Problem details:
Extract all lines that hold "share" from the records below.

Given records:
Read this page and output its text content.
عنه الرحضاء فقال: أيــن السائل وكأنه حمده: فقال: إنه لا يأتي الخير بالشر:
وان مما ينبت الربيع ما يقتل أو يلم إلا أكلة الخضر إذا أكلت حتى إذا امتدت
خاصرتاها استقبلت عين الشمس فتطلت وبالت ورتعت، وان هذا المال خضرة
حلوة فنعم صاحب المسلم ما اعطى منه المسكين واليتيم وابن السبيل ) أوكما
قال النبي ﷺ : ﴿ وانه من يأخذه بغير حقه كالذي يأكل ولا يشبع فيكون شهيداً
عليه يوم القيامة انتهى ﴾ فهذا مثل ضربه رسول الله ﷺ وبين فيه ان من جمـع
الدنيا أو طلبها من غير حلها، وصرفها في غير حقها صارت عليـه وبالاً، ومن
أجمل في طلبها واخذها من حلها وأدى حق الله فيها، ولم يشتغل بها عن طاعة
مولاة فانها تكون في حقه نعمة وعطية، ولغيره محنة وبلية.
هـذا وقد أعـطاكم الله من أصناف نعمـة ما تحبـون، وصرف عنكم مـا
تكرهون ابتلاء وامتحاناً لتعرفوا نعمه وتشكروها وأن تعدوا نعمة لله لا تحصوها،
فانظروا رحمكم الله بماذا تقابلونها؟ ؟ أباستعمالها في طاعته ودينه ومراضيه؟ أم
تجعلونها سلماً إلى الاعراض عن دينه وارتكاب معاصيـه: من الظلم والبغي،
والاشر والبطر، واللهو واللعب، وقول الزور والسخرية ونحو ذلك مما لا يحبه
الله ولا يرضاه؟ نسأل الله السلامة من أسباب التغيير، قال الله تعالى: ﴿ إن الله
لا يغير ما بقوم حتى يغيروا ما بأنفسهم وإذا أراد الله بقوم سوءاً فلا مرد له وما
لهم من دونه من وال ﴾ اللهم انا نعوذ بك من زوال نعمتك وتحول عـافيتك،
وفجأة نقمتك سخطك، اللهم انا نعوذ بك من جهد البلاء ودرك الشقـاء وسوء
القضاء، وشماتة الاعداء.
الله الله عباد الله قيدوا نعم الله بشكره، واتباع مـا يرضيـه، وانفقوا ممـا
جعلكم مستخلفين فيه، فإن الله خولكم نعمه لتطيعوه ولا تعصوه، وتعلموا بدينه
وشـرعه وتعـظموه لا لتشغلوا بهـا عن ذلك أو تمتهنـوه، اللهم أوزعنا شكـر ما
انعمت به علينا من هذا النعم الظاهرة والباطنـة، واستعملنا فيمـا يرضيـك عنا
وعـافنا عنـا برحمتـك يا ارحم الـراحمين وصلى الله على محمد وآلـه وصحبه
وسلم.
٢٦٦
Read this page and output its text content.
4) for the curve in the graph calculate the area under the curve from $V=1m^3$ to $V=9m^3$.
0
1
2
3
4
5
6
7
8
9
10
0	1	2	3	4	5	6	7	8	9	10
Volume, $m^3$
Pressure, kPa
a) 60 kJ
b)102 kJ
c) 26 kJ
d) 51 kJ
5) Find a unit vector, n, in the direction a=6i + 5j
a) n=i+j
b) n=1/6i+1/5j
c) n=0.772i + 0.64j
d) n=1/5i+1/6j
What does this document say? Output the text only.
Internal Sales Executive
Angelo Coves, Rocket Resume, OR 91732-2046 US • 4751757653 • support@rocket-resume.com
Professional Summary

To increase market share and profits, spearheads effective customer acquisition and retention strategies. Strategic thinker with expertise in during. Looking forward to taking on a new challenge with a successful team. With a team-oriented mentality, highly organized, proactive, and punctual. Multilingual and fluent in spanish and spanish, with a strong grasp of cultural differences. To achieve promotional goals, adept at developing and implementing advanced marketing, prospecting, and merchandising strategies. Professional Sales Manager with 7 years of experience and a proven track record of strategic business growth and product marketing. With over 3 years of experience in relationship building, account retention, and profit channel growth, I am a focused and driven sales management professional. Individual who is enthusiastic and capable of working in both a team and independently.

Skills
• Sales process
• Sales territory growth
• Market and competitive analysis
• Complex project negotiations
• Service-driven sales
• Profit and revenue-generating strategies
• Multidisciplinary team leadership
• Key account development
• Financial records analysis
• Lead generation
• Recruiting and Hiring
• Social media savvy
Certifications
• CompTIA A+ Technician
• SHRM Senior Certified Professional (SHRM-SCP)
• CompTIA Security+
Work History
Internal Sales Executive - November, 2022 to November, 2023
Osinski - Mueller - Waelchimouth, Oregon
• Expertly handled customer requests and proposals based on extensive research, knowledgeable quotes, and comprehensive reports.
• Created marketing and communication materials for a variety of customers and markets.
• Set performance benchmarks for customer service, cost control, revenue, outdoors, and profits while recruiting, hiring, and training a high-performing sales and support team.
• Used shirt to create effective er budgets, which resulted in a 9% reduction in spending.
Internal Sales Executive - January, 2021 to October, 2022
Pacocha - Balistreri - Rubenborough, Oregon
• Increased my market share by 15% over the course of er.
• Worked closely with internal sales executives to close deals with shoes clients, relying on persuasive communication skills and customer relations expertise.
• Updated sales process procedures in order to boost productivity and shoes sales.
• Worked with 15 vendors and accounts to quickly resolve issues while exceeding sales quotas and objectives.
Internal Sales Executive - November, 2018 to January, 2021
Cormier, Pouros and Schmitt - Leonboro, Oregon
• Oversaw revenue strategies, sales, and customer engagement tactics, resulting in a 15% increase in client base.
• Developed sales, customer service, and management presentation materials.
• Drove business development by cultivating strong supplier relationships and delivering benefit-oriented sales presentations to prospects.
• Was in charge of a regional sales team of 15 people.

Full output:
To increase market share and profits, spearheads effective customer acquisition and retention strategies. Strategic thinker with expertise in during. Looking forward to taking on a new challenge with a successful team. With a team-oriented mentality, highly organized, proactive, and punctual. Multilingual and fluent in spanish and spanish, with a strong grasp of cultural differences. To achieve promotional goals, adept at developing and implementing advanced marketing, prospecting, and merchandising strategies. Professional Sales Manager with 7 years of experience and a proven track record of strategic business growth and product marketing. With over 3 years of experience in relationship building, account retention, and profit channel growth, I am a focused and driven sales management professional. Individual who is enthusiastic and capable of working in both a team and independently.
• Increased my market share by 15% over the course of er.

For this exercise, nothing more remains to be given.